Restate the listing below word for word, omitting any images.

-------

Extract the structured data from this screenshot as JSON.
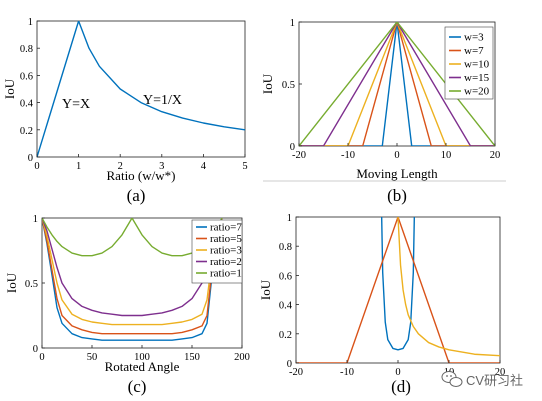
{
  "colors": {
    "blue": "#0072bd",
    "orange": "#d95319",
    "yellow": "#edb120",
    "purple": "#7e2f8e",
    "green": "#77ac30"
  },
  "panels": [
    {
      "caption": "(a)",
      "xlabel": "Ratio (w/w*)",
      "ylabel": "IoU",
      "xticks": [
        "0",
        "1",
        "2",
        "3",
        "4",
        "5"
      ],
      "yticks": [
        "0",
        "0.2",
        "0.4",
        "0.6",
        "0.8",
        "1"
      ],
      "annotations": [
        "Y=X",
        "Y=1/X"
      ]
    },
    {
      "caption": "(b)",
      "xlabel": "Moving Length",
      "ylabel": "IoU",
      "xticks": [
        "-20",
        "-10",
        "0",
        "10",
        "20"
      ],
      "yticks": [
        "0",
        "0.5",
        "1"
      ],
      "legend": [
        "w=3",
        "w=7",
        "w=10",
        "w=15",
        "w=20"
      ]
    },
    {
      "caption": "(c)",
      "xlabel": "Rotated Angle",
      "ylabel": "IoU",
      "xticks": [
        "0",
        "50",
        "100",
        "150",
        "200"
      ],
      "yticks": [
        "0",
        "0.5",
        "1"
      ],
      "legend": [
        "ratio=7",
        "ratio=5",
        "ratio=3",
        "ratio=2",
        "ratio=1"
      ]
    },
    {
      "caption": "(d)",
      "xlabel": "",
      "ylabel": "IoU",
      "xticks": [
        "-20",
        "-10",
        "0",
        "10",
        "20"
      ],
      "yticks": [
        "0",
        "0.2",
        "0.4",
        "0.6",
        "0.8",
        "1"
      ]
    }
  ],
  "watermark": {
    "text": "CV研习社",
    "icon": "wechat-icon"
  },
  "chart_data": [
    {
      "type": "line",
      "xlim": [
        0,
        5
      ],
      "ylim": [
        0,
        1
      ],
      "x": [
        0,
        0.25,
        0.5,
        0.75,
        1,
        1.25,
        1.5,
        2,
        2.5,
        3,
        3.5,
        4,
        4.5,
        5
      ],
      "series": [
        {
          "values": [
            0,
            0.25,
            0.5,
            0.75,
            1,
            0.8,
            0.667,
            0.5,
            0.4,
            0.333,
            0.286,
            0.25,
            0.222,
            0.2
          ]
        }
      ]
    },
    {
      "type": "line",
      "xlim": [
        -20,
        20
      ],
      "ylim": [
        0,
        1
      ],
      "series": [
        {
          "name": "w=3",
          "x": [
            -20,
            -3,
            0,
            3,
            20
          ],
          "values": [
            0,
            0,
            1,
            0,
            0
          ]
        },
        {
          "name": "w=7",
          "x": [
            -20,
            -7,
            0,
            7,
            20
          ],
          "values": [
            0,
            0,
            1,
            0,
            0
          ]
        },
        {
          "name": "w=10",
          "x": [
            -20,
            -10,
            0,
            10,
            20
          ],
          "values": [
            0,
            0,
            1,
            0,
            0
          ]
        },
        {
          "name": "w=15",
          "x": [
            -20,
            -15,
            0,
            15,
            20
          ],
          "values": [
            0,
            0,
            1,
            0,
            0
          ]
        },
        {
          "name": "w=20",
          "x": [
            -20,
            0,
            20
          ],
          "values": [
            0,
            1,
            0
          ]
        }
      ]
    },
    {
      "type": "line",
      "xlim": [
        0,
        200
      ],
      "ylim": [
        0,
        1
      ],
      "x": [
        0,
        5,
        10,
        15,
        20,
        30,
        40,
        50,
        60,
        70,
        80,
        90,
        100,
        110,
        120,
        130,
        140,
        150,
        160,
        165,
        170,
        175,
        180
      ],
      "series": [
        {
          "name": "ratio=7",
          "values": [
            1,
            0.8,
            0.56,
            0.31,
            0.19,
            0.11,
            0.08,
            0.07,
            0.06,
            0.06,
            0.06,
            0.06,
            0.06,
            0.06,
            0.06,
            0.06,
            0.07,
            0.08,
            0.11,
            0.19,
            0.56,
            0.8,
            1
          ]
        },
        {
          "name": "ratio=5",
          "values": [
            1,
            0.82,
            0.6,
            0.38,
            0.25,
            0.17,
            0.14,
            0.12,
            0.11,
            0.11,
            0.11,
            0.11,
            0.11,
            0.11,
            0.11,
            0.11,
            0.12,
            0.14,
            0.17,
            0.25,
            0.6,
            0.82,
            1
          ]
        },
        {
          "name": "ratio=3",
          "values": [
            1,
            0.86,
            0.68,
            0.5,
            0.37,
            0.26,
            0.22,
            0.2,
            0.19,
            0.18,
            0.18,
            0.18,
            0.18,
            0.18,
            0.18,
            0.19,
            0.2,
            0.22,
            0.26,
            0.37,
            0.68,
            0.86,
            1
          ]
        },
        {
          "name": "ratio=2",
          "values": [
            1,
            0.9,
            0.76,
            0.62,
            0.5,
            0.38,
            0.32,
            0.29,
            0.27,
            0.26,
            0.25,
            0.25,
            0.25,
            0.26,
            0.27,
            0.29,
            0.32,
            0.38,
            0.5,
            0.62,
            0.76,
            0.9,
            1
          ]
        },
        {
          "name": "ratio=1",
          "values": [
            1,
            0.93,
            0.87,
            0.82,
            0.78,
            0.73,
            0.71,
            0.71,
            0.73,
            0.78,
            0.87,
            1,
            0.87,
            0.78,
            0.73,
            0.71,
            0.71,
            0.73,
            0.78,
            0.82,
            0.87,
            0.93,
            1
          ]
        }
      ]
    },
    {
      "type": "line",
      "xlim": [
        -20,
        20
      ],
      "ylim": [
        0,
        1
      ],
      "series": [
        {
          "x": [
            -3.2,
            -3,
            -2.5,
            -2,
            -1,
            0,
            1,
            2,
            2.5,
            3,
            3.2
          ],
          "values": [
            1,
            0.62,
            0.28,
            0.16,
            0.1,
            0.09,
            0.1,
            0.16,
            0.28,
            0.62,
            1
          ]
        },
        {
          "x": [
            -20,
            -10,
            0,
            10,
            20
          ],
          "values": [
            0,
            0,
            1,
            0,
            0
          ]
        },
        {
          "x": [
            0,
            0.5,
            1,
            1.5,
            2,
            3,
            4,
            6,
            8,
            10,
            15,
            20
          ],
          "values": [
            1,
            0.67,
            0.5,
            0.4,
            0.33,
            0.25,
            0.2,
            0.14,
            0.11,
            0.09,
            0.06,
            0.05
          ]
        }
      ]
    }
  ]
}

-------

Complete answer -
Extract the structured data from this screenshot as JSON.
{
  "colors": {
    "blue": "#0072bd",
    "orange": "#d95319",
    "yellow": "#edb120",
    "purple": "#7e2f8e",
    "green": "#77ac30"
  },
  "panels": [
    {
      "caption": "(a)",
      "xlabel": "Ratio (w/w*)",
      "ylabel": "IoU",
      "xticks": [
        "0",
        "1",
        "2",
        "3",
        "4",
        "5"
      ],
      "yticks": [
        "0",
        "0.2",
        "0.4",
        "0.6",
        "0.8",
        "1"
      ],
      "annotations": [
        "Y=X",
        "Y=1/X"
      ]
    },
    {
      "caption": "(b)",
      "xlabel": "Moving Length",
      "ylabel": "IoU",
      "xticks": [
        "-20",
        "-10",
        "0",
        "10",
        "20"
      ],
      "yticks": [
        "0",
        "0.5",
        "1"
      ],
      "legend": [
        "w=3",
        "w=7",
        "w=10",
        "w=15",
        "w=20"
      ]
    },
    {
      "caption": "(c)",
      "xlabel": "Rotated Angle",
      "ylabel": "IoU",
      "xticks": [
        "0",
        "50",
        "100",
        "150",
        "200"
      ],
      "yticks": [
        "0",
        "0.5",
        "1"
      ],
      "legend": [
        "ratio=7",
        "ratio=5",
        "ratio=3",
        "ratio=2",
        "ratio=1"
      ]
    },
    {
      "caption": "(d)",
      "xlabel": "",
      "ylabel": "IoU",
      "xticks": [
        "-20",
        "-10",
        "0",
        "10",
        "20"
      ],
      "yticks": [
        "0",
        "0.2",
        "0.4",
        "0.6",
        "0.8",
        "1"
      ]
    }
  ],
  "watermark": {
    "text": "CV研习社",
    "icon": "wechat-icon"
  },
  "chart_data": [
    {
      "type": "line",
      "xlim": [
        0,
        5
      ],
      "ylim": [
        0,
        1
      ],
      "x": [
        0,
        0.25,
        0.5,
        0.75,
        1,
        1.25,
        1.5,
        2,
        2.5,
        3,
        3.5,
        4,
        4.5,
        5
      ],
      "series": [
        {
          "values": [
            0,
            0.25,
            0.5,
            0.75,
            1,
            0.8,
            0.667,
            0.5,
            0.4,
            0.333,
            0.286,
            0.25,
            0.222,
            0.2
          ]
        }
      ]
    },
    {
      "type": "line",
      "xlim": [
        -20,
        20
      ],
      "ylim": [
        0,
        1
      ],
      "series": [
        {
          "name": "w=3",
          "x": [
            -20,
            -3,
            0,
            3,
            20
          ],
          "values": [
            0,
            0,
            1,
            0,
            0
          ]
        },
        {
          "name": "w=7",
          "x": [
            -20,
            -7,
            0,
            7,
            20
          ],
          "values": [
            0,
            0,
            1,
            0,
            0
          ]
        },
        {
          "name": "w=10",
          "x": [
            -20,
            -10,
            0,
            10,
            20
          ],
          "values": [
            0,
            0,
            1,
            0,
            0
          ]
        },
        {
          "name": "w=15",
          "x": [
            -20,
            -15,
            0,
            15,
            20
          ],
          "values": [
            0,
            0,
            1,
            0,
            0
          ]
        },
        {
          "name": "w=20",
          "x": [
            -20,
            0,
            20
          ],
          "values": [
            0,
            1,
            0
          ]
        }
      ]
    },
    {
      "type": "line",
      "xlim": [
        0,
        200
      ],
      "ylim": [
        0,
        1
      ],
      "x": [
        0,
        5,
        10,
        15,
        20,
        30,
        40,
        50,
        60,
        70,
        80,
        90,
        100,
        110,
        120,
        130,
        140,
        150,
        160,
        165,
        170,
        175,
        180
      ],
      "series": [
        {
          "name": "ratio=7",
          "values": [
            1,
            0.8,
            0.56,
            0.31,
            0.19,
            0.11,
            0.08,
            0.07,
            0.06,
            0.06,
            0.06,
            0.06,
            0.06,
            0.06,
            0.06,
            0.06,
            0.07,
            0.08,
            0.11,
            0.19,
            0.56,
            0.8,
            1
          ]
        },
        {
          "name": "ratio=5",
          "values": [
            1,
            0.82,
            0.6,
            0.38,
            0.25,
            0.17,
            0.14,
            0.12,
            0.11,
            0.11,
            0.11,
            0.11,
            0.11,
            0.11,
            0.11,
            0.11,
            0.12,
            0.14,
            0.17,
            0.25,
            0.6,
            0.82,
            1
          ]
        },
        {
          "name": "ratio=3",
          "values": [
            1,
            0.86,
            0.68,
            0.5,
            0.37,
            0.26,
            0.22,
            0.2,
            0.19,
            0.18,
            0.18,
            0.18,
            0.18,
            0.18,
            0.18,
            0.19,
            0.2,
            0.22,
            0.26,
            0.37,
            0.68,
            0.86,
            1
          ]
        },
        {
          "name": "ratio=2",
          "values": [
            1,
            0.9,
            0.76,
            0.62,
            0.5,
            0.38,
            0.32,
            0.29,
            0.27,
            0.26,
            0.25,
            0.25,
            0.25,
            0.26,
            0.27,
            0.29,
            0.32,
            0.38,
            0.5,
            0.62,
            0.76,
            0.9,
            1
          ]
        },
        {
          "name": "ratio=1",
          "values": [
            1,
            0.93,
            0.87,
            0.82,
            0.78,
            0.73,
            0.71,
            0.71,
            0.73,
            0.78,
            0.87,
            1,
            0.87,
            0.78,
            0.73,
            0.71,
            0.71,
            0.73,
            0.78,
            0.82,
            0.87,
            0.93,
            1
          ]
        }
      ]
    },
    {
      "type": "line",
      "xlim": [
        -20,
        20
      ],
      "ylim": [
        0,
        1
      ],
      "series": [
        {
          "x": [
            -3.2,
            -3,
            -2.5,
            -2,
            -1,
            0,
            1,
            2,
            2.5,
            3,
            3.2
          ],
          "values": [
            1,
            0.62,
            0.28,
            0.16,
            0.1,
            0.09,
            0.1,
            0.16,
            0.28,
            0.62,
            1
          ]
        },
        {
          "x": [
            -20,
            -10,
            0,
            10,
            20
          ],
          "values": [
            0,
            0,
            1,
            0,
            0
          ]
        },
        {
          "x": [
            0,
            0.5,
            1,
            1.5,
            2,
            3,
            4,
            6,
            8,
            10,
            15,
            20
          ],
          "values": [
            1,
            0.67,
            0.5,
            0.4,
            0.33,
            0.25,
            0.2,
            0.14,
            0.11,
            0.09,
            0.06,
            0.05
          ]
        }
      ]
    }
  ]
}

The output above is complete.